**DATASET EXTRACT**
-- Start --
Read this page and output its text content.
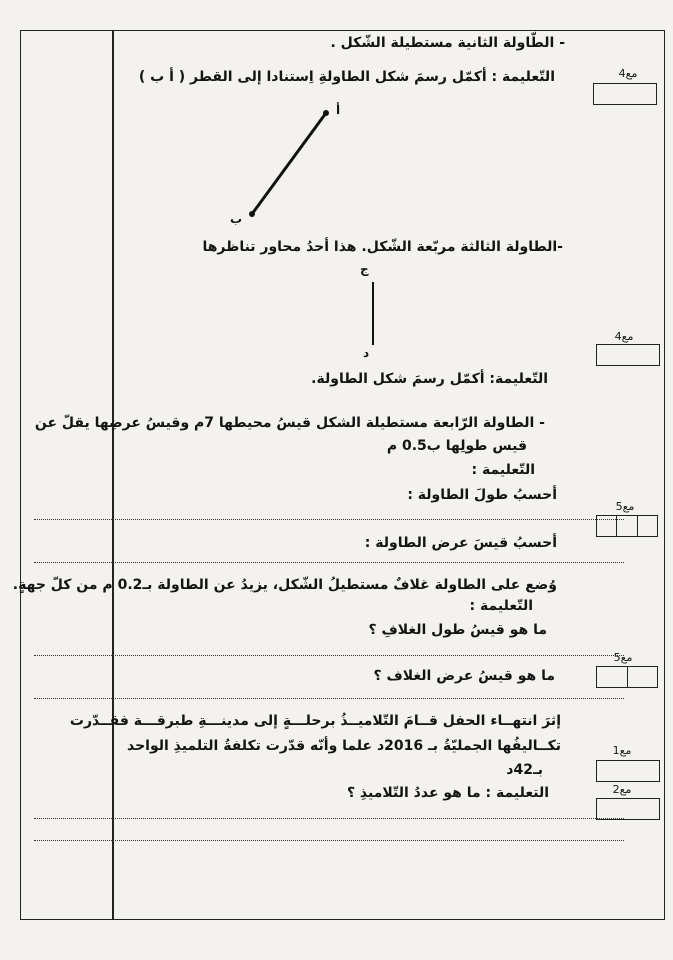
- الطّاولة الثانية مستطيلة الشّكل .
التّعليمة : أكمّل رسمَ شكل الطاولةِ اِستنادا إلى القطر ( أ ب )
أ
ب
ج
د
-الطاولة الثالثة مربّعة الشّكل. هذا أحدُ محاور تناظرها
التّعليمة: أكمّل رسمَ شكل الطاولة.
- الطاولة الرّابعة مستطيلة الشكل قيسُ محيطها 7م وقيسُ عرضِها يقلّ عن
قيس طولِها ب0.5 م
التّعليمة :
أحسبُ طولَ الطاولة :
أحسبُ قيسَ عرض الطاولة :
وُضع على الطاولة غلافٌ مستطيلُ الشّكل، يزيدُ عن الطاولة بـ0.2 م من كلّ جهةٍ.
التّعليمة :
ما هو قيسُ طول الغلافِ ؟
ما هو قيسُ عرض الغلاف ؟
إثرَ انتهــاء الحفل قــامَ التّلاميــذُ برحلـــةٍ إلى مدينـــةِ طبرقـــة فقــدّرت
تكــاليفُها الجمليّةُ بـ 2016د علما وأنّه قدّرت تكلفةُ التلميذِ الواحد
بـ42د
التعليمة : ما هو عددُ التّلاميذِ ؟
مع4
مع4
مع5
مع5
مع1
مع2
-- End --
-- Start --
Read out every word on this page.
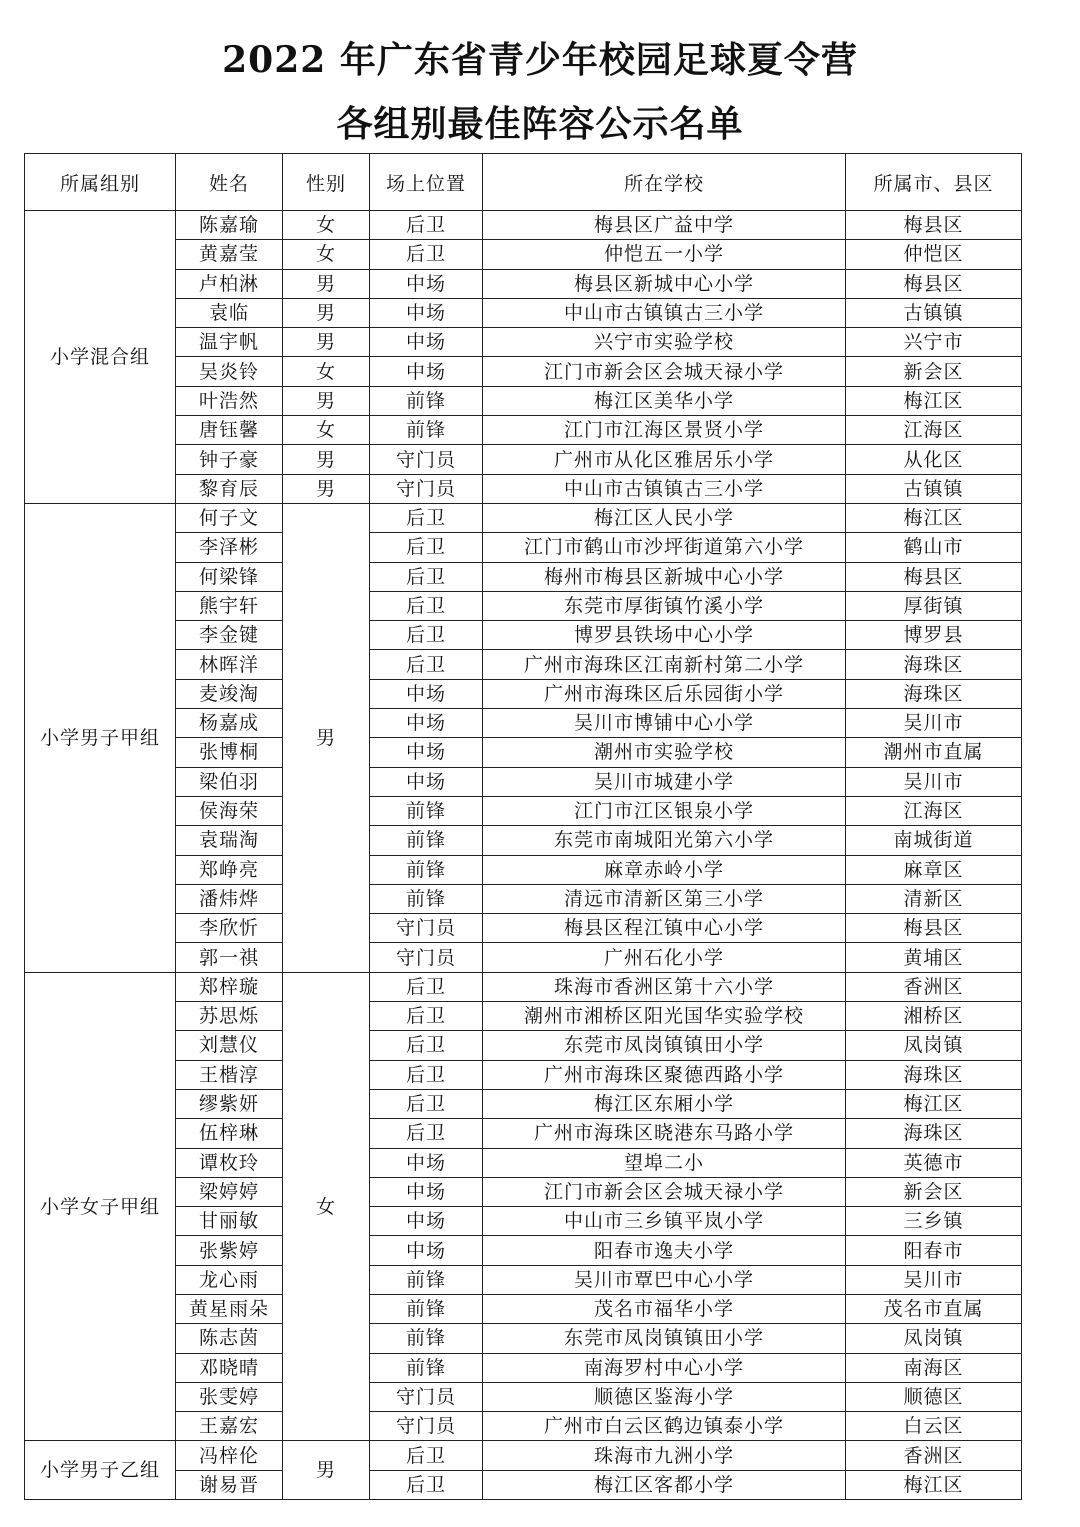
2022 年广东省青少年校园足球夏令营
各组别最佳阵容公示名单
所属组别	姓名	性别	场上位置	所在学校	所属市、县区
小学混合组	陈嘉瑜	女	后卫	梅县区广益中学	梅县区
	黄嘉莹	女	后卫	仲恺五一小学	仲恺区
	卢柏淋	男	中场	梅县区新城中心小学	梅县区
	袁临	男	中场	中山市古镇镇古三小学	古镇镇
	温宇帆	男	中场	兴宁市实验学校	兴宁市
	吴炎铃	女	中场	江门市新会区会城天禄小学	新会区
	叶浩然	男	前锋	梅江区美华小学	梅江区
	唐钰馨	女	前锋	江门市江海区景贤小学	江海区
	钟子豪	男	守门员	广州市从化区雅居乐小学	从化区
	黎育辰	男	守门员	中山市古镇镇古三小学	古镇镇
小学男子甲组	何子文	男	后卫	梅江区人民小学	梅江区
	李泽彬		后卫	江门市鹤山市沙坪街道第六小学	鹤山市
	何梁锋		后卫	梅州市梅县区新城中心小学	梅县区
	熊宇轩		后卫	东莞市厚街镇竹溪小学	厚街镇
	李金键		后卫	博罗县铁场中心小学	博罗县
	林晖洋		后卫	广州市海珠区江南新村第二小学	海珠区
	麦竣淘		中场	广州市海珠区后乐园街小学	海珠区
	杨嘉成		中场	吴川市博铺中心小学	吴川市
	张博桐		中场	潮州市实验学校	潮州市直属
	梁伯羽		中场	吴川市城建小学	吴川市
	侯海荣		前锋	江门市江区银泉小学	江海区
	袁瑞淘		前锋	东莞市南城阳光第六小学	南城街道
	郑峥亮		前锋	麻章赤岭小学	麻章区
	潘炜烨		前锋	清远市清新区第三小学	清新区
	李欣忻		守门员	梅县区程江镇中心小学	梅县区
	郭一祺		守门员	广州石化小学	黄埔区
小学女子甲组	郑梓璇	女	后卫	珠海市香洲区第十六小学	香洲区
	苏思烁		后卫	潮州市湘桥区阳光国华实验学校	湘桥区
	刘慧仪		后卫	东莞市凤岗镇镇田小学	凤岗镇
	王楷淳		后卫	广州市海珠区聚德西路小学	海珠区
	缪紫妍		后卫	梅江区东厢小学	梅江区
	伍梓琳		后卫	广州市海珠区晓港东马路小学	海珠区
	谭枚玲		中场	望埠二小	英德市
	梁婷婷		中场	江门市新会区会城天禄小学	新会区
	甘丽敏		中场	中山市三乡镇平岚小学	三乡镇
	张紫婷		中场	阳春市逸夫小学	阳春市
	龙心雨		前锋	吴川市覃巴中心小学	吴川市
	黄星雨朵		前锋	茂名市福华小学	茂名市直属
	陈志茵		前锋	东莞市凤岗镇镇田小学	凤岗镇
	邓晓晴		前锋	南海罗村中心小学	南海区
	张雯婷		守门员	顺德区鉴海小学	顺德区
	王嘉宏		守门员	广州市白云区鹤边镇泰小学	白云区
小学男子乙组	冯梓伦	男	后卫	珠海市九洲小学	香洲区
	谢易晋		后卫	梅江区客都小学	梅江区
-- End --
-- Start --
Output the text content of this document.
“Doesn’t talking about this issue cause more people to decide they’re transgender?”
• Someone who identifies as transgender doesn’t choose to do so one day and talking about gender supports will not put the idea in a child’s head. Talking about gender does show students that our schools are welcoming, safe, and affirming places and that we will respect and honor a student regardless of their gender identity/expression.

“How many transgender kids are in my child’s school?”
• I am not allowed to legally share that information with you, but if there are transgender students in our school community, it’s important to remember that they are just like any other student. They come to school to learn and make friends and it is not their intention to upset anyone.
-- End --
**WHAT THE TASK REQUIRES**
Check all the records above and select each line where the string "their" is found.

**OUTPUT OF THE TASK**
• Someone who identifies as transgender doesn’t choose to do so one day and talking about gender supports will not put the idea in a child’s head. Talking about gender does show students that our schools are welcoming, safe, and affirming places and that we will respect and honor a student regardless of their gender identity/expression.
• I am not allowed to legally share that information with you, but if there are transgender students in our school community, it’s important to remember that they are just like any other student. They come to school to learn and make friends and it is not their intention to upset anyone.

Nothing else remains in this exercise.